### MATERIAL PROVIDED:
--------------------------------
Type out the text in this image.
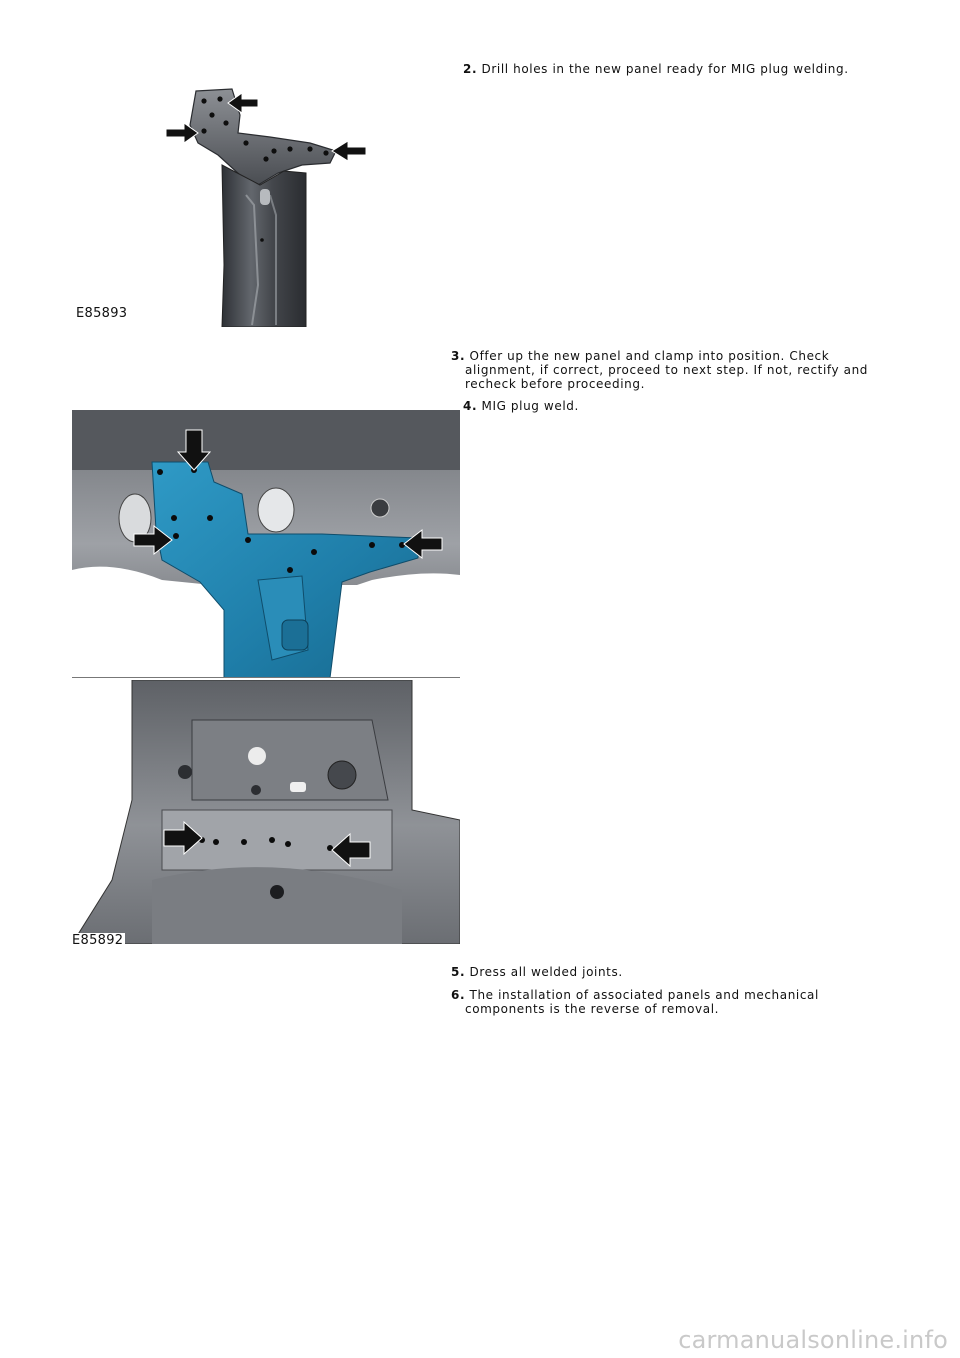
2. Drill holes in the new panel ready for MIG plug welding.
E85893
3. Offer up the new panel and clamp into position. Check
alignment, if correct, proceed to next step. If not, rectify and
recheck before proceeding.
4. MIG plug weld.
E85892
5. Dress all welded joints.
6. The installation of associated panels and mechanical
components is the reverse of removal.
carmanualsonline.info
--------------------------------
### STATED GOAL:
Pictures stay out; repeat all the rest of the records exactly.

### SOLUTION TO THIS TASK:
Type out the text in this image.
2. Drill holes in the new panel ready for MIG plug welding.
E85893
3. Offer up the new panel and clamp into position. Check
alignment, if correct, proceed to next step. If not, rectify and
recheck before proceeding.
4. MIG plug weld.
E85892
5. Dress all welded joints.
6. The installation of associated panels and mechanical
components is the reverse of removal.
carmanualsonline.info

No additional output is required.